A new study titled 'CD47-targeted cancer immunogene therapy: secreted SIRPα-Fc fusion protein eradicates tumours by macrophage and NK cell activation' shows how to break through the tumour's protective shield.

On phagocytic cells, also called macrophages, and other immune cells the ligand for CD47, namely SIRPa, can be found.

When SIRPα binds to CD47, this triggers a signal which prevents the killing of the target cell.

Most tumour cells also produce high amounts of CD47 and hence prevent being attacked by immune cells.

Current tumour therapies using antibodies could block CD47 and at the same time activate immune cells.

Nevertheless, serious side effects to healthy organs and blood cells limit this approach.

The novel therapy concept presented here ensures that tumour cells on their own produce a CD47-blocking and immune activating protein.

For this, scientists introduced a DNA gene vector into the tumour cells.

DNA sequences were designed to ensure the expression of a protein with maximised CD47-blocking and immune activating properties.

After successful DNA transfer, tumour cells produced and secreted the protein into the tumour vicinity.

CD47 was successfully blocked not only on tumours cells producing the fusion protein but also on the tumour cells in their vicinity. tumour growth was stopped and one third of tumours were eradicated, when applying this therapy in an in vivo model of highly malignant human breast cancer.

"We observed a tumour infiltration of macrophages, which was due to the therapy. Also, other immune cells recognised and destroyed tumours cells marked with fusion protein.  We were relieved, that we did not observe any organ related toxicities", Manfred Ogris explains. "Next we aim at a further optimisation of this approach, which should enable further preclinical studies paving the way for a potential new tumour therapy."

Souce: University of Vienna

***

Work instruction 1: In the in vivo model of highly malignant human breast cancer, what share of tumors did the therapy described in the cancer therapy article eradicate?
Work instruction 2: Repeat the passage of the cancer therapy article starting at "Most tumour cells" and ending at "activate immune cells.".
Work instruction 3: List each observation that Manfred Ogris reports in the quoted statement in the cancer therapy article.

***

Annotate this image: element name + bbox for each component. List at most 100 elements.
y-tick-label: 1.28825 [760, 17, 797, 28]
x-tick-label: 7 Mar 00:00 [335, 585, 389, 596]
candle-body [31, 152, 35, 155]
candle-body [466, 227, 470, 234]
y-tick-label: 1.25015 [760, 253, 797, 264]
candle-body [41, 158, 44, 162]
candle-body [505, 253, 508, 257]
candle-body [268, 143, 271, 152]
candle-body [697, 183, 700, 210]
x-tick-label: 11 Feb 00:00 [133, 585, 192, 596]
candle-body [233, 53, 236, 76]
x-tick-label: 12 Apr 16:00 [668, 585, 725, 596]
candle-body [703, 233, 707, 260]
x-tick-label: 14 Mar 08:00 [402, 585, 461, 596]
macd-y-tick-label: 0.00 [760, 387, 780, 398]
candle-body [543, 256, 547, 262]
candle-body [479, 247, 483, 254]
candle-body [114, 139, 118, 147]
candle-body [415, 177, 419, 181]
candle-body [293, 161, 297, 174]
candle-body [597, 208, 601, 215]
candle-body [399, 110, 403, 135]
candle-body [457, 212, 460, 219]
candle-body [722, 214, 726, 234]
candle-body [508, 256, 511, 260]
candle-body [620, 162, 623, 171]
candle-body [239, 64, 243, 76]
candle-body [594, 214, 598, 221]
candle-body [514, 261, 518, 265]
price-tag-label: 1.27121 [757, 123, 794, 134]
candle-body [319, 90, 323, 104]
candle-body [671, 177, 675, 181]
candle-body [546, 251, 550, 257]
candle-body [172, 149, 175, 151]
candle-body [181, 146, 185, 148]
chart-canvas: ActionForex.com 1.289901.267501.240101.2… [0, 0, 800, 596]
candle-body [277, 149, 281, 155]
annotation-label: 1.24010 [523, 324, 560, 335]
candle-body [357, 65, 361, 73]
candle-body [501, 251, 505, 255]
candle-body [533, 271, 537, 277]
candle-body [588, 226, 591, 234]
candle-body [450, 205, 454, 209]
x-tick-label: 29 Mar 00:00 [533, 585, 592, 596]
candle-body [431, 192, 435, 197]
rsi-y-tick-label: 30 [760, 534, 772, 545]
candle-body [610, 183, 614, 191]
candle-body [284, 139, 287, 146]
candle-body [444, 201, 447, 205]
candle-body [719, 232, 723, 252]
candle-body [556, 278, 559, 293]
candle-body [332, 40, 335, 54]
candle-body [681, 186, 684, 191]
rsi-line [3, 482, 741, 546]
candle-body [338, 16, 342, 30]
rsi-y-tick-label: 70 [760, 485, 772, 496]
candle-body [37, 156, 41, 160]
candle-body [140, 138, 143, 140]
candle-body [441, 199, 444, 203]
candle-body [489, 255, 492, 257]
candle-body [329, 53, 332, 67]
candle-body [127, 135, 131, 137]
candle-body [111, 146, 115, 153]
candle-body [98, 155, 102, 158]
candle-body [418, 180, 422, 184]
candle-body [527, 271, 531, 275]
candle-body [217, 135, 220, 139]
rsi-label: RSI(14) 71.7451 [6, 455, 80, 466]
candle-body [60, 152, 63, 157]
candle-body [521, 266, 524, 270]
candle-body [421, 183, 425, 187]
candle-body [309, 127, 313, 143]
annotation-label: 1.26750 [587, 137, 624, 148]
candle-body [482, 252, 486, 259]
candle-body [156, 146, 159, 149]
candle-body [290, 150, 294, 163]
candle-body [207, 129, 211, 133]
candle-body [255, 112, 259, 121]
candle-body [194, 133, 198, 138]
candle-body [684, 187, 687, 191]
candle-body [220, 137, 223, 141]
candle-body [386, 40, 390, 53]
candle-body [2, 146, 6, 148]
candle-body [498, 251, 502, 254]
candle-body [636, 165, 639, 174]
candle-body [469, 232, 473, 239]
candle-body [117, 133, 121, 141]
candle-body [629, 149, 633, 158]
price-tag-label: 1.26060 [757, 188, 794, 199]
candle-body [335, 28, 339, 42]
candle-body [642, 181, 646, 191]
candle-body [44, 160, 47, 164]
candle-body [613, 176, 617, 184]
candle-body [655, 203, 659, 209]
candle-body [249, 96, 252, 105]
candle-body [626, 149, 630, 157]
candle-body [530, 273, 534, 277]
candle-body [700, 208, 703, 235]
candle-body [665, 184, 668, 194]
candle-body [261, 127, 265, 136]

***

Solution 1: One third of tumours were eradicated.

Solution 2:
Most tumour cells also produce high amounts of CD47 and hence prevent being attacked by immune cells.

Current tumour therapies using antibodies could block CD47 and at the same time activate immune cells.

Solution 3:
- A tumour infiltration of macrophages due to the therapy
- Other immune cells recognised and destroyed tumour cells marked with fusion protein
- No organ-related toxicities were observed